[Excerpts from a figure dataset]
******

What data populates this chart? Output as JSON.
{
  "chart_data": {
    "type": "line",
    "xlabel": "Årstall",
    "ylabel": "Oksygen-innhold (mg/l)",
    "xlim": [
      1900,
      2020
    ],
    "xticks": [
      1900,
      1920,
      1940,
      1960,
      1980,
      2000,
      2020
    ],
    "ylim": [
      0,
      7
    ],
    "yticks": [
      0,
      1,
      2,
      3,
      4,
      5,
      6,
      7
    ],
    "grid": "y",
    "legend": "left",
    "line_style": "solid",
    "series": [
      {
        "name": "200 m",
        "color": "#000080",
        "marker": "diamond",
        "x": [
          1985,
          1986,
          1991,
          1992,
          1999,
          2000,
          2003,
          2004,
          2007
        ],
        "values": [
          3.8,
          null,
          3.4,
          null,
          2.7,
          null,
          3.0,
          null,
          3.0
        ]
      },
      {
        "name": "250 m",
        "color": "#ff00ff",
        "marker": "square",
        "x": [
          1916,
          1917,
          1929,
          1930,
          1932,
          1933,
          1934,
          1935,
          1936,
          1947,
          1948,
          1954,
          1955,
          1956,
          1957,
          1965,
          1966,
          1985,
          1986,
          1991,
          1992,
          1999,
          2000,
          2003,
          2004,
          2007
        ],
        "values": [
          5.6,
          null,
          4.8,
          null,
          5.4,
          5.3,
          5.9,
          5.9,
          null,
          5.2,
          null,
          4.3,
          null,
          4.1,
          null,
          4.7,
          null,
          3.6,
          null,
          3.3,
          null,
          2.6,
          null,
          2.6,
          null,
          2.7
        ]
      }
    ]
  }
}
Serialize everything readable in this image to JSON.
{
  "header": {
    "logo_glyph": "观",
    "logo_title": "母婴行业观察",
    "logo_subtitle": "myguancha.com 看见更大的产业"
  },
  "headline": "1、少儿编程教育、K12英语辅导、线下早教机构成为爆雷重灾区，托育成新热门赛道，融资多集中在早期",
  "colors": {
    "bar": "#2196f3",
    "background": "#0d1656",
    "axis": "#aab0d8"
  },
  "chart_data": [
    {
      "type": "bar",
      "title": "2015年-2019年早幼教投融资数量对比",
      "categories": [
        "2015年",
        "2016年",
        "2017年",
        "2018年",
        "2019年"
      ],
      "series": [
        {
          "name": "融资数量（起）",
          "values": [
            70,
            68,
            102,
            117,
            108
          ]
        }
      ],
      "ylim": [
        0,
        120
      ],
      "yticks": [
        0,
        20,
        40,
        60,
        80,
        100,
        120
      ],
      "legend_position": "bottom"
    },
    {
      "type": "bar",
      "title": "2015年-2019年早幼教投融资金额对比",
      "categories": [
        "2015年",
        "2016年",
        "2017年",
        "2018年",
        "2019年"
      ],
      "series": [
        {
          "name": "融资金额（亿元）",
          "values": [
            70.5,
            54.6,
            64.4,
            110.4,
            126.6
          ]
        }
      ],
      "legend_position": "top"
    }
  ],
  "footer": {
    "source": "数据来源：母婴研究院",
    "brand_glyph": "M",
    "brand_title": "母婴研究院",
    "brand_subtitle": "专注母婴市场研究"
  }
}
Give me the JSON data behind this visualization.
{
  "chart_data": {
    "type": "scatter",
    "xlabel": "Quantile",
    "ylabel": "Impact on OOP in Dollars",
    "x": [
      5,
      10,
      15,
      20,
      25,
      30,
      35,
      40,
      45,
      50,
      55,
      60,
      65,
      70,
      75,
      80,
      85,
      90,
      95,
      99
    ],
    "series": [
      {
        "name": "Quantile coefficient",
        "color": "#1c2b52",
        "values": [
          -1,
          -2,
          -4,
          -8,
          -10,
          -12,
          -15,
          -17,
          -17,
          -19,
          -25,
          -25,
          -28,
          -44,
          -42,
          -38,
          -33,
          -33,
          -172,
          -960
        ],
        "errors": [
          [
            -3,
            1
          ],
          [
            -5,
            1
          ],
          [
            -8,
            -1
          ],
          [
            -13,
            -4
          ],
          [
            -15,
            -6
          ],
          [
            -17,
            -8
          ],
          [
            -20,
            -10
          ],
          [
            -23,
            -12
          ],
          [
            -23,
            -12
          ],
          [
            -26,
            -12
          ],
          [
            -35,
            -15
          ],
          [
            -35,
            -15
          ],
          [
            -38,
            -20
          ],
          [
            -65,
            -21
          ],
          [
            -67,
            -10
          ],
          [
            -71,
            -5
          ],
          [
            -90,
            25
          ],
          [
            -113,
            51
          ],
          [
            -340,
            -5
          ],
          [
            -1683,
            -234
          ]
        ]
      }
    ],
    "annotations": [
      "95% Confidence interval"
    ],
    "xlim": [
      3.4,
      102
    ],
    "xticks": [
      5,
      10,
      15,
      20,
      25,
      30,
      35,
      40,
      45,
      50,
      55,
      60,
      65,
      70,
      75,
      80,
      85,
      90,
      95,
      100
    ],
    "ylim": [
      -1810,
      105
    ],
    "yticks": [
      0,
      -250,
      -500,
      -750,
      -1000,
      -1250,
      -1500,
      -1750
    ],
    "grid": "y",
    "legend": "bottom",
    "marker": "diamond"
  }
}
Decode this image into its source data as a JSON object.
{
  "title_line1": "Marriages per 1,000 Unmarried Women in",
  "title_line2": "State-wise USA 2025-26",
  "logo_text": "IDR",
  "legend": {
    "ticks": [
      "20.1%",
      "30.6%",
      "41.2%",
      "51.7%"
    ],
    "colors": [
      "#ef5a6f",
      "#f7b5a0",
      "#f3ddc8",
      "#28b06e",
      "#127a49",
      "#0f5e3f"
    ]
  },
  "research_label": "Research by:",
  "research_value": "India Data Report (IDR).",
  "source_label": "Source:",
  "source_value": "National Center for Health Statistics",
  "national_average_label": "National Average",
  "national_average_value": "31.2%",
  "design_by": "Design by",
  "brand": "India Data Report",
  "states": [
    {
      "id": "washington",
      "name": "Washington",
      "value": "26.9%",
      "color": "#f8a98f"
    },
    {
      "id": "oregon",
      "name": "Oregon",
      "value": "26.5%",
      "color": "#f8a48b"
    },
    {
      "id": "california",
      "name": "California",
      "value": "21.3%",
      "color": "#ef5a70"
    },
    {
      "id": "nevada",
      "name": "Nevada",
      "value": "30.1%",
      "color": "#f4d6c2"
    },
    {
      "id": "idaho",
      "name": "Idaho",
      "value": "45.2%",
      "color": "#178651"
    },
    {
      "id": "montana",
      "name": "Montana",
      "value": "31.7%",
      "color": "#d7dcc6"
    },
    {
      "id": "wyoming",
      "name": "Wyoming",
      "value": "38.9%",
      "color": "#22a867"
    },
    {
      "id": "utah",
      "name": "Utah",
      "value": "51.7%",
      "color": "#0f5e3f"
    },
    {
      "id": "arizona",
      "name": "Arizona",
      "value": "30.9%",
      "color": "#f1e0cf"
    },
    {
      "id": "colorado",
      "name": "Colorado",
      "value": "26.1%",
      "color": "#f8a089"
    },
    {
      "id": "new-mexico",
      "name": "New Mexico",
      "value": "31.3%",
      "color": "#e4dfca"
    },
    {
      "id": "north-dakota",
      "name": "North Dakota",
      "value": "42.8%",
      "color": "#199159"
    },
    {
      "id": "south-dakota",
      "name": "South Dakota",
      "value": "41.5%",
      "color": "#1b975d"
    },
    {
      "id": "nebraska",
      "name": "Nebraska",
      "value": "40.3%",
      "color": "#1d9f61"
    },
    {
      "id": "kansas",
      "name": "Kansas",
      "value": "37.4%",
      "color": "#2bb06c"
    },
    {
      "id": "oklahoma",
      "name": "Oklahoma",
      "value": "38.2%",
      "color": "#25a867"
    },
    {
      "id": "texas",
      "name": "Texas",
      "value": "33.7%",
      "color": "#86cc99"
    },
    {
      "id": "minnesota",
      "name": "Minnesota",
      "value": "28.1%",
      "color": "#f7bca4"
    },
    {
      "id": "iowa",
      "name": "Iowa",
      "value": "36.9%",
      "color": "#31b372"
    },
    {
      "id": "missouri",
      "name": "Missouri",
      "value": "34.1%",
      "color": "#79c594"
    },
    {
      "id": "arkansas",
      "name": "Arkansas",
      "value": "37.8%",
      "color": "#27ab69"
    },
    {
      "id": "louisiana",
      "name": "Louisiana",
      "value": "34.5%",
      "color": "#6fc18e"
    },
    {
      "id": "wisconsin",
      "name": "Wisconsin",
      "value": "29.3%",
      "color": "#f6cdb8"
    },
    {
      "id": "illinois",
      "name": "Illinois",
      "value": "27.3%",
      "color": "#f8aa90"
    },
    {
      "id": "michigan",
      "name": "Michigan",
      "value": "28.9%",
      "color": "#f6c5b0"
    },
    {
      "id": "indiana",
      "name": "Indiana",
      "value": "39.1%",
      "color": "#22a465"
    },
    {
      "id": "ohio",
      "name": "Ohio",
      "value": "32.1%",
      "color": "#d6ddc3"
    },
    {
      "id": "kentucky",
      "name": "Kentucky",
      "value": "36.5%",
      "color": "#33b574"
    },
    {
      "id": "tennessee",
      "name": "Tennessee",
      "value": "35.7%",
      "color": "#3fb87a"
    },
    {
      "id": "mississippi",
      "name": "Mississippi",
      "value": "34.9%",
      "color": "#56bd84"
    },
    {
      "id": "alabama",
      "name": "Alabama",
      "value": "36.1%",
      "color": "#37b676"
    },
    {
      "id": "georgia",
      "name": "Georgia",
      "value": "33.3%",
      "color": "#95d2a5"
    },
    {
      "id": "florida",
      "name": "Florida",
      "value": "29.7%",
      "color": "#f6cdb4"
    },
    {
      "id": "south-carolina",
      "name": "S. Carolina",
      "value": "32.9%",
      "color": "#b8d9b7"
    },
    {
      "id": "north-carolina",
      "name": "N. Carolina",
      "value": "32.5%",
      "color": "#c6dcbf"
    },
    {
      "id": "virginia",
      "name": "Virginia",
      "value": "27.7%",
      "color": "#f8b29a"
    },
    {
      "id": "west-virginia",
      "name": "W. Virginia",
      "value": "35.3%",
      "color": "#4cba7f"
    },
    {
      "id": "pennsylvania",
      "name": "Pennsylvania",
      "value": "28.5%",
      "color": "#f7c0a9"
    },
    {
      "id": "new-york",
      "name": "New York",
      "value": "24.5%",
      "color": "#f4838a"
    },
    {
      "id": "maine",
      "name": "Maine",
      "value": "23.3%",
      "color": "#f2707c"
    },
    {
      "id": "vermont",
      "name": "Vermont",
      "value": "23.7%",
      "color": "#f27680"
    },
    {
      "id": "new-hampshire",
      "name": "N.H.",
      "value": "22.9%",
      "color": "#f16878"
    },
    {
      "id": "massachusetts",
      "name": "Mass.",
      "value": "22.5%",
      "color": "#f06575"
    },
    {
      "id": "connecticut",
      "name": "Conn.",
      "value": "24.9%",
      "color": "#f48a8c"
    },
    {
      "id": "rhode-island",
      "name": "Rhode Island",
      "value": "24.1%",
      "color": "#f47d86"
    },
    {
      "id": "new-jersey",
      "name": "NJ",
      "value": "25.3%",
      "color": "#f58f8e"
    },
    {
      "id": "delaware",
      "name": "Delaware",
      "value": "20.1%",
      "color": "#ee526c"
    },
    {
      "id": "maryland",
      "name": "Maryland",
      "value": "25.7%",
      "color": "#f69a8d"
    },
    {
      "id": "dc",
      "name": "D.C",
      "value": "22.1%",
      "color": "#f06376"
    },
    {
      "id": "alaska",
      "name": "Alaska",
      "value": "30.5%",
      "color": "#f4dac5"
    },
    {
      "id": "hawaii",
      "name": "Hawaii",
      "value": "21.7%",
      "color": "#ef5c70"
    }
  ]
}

******

Looking at the data above, how many lines hold the word "Report"? Respond with the number alone.

• [Written solution]: 2